** Given text follows **

Physicists at Wake Forest University in Winston-Salem, North Carolina and NanoMedica Inc., a biotechnology company also in Winston-Salem, received a Small Business Innovation Research grant to develop a faster process of drug development. The $700,000 grant from National Institutes of Health is supplemented by a $160,000 award from North Carolina Biotech Center to develop the technology called Next-Gen Lab-on-Bead for the commercial market.
Next-Gen Lab-on-Bead aims to accelerate the process of genetic sequencing using a one-inch square device that holds millions of wells, with each bead holding a drug molecule attached to a microscopic bead. The Lab-on-Bead would use sequencing to test potential drug targets, such as proteins associated with cancer. The interactions of the drug target with drug-molecules on the beads would indicate a “hit,” and thus a potential candidate for development.

** End of Given text **
** Dataset extract follows **

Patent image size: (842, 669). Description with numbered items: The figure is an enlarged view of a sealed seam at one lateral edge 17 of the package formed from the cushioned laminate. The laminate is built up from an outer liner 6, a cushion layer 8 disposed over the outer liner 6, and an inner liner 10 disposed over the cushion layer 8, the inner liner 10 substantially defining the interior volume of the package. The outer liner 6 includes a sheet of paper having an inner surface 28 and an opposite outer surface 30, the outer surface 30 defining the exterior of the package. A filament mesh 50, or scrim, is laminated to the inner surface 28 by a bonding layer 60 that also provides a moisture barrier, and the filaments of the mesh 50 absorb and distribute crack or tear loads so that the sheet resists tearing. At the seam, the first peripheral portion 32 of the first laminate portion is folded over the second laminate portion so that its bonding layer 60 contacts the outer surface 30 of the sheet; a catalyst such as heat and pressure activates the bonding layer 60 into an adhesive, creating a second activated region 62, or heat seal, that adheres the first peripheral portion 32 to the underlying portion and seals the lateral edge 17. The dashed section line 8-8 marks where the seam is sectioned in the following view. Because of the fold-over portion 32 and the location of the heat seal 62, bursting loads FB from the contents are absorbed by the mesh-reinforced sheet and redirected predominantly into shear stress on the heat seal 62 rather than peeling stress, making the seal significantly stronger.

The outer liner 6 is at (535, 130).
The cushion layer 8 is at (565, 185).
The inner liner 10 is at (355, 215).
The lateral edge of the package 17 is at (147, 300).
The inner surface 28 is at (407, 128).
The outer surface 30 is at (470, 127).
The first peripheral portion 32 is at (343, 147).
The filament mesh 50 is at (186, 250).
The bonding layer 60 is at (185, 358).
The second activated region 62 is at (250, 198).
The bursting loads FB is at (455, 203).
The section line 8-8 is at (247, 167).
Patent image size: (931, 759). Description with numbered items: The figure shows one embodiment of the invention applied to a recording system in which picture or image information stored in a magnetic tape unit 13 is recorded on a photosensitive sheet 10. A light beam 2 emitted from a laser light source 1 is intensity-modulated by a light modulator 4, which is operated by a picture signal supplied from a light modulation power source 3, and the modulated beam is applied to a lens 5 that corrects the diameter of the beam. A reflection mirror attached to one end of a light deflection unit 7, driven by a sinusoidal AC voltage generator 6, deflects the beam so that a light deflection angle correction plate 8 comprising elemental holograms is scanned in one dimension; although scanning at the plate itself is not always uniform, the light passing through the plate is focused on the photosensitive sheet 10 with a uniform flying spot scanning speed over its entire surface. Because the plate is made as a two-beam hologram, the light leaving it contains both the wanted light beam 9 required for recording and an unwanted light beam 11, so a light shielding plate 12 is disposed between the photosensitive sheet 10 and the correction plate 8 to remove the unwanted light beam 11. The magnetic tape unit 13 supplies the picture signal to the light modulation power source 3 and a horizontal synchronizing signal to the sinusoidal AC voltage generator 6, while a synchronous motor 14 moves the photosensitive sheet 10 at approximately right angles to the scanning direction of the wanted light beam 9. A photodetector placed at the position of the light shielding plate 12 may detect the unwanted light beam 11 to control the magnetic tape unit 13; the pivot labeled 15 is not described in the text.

** End of Dataset extract **

**What the exercise asks:** Can you repeat word for word everything in the Lab-on-Bead report from "Physicists at Wake" down to "candidate for development."? Work only from the Lab-on-Bead report and ignore the rows.

**Problem solution:**
Physicists at Wake Forest University in Winston-Salem, North Carolina and NanoMedica Inc., a biotechnology company also in Winston-Salem, received a Small Business Innovation Research grant to develop a faster process of drug development. The $700,000 grant from National Institutes of Health is supplemented by a $160,000 award from North Carolina Biotech Center to develop the technology called Next-Gen Lab-on-Bead for the commercial market.
Next-Gen Lab-on-Bead aims to accelerate the process of genetic sequencing using a one-inch square device that holds millions of wells, with each bead holding a drug molecule attached to a microscopic bead. The Lab-on-Bead would use sequencing to test potential drug targets, such as proteins associated with cancer. The interactions of the drug target with drug-molecules on the beads would indicate a “hit,” and thus a potential candidate for development.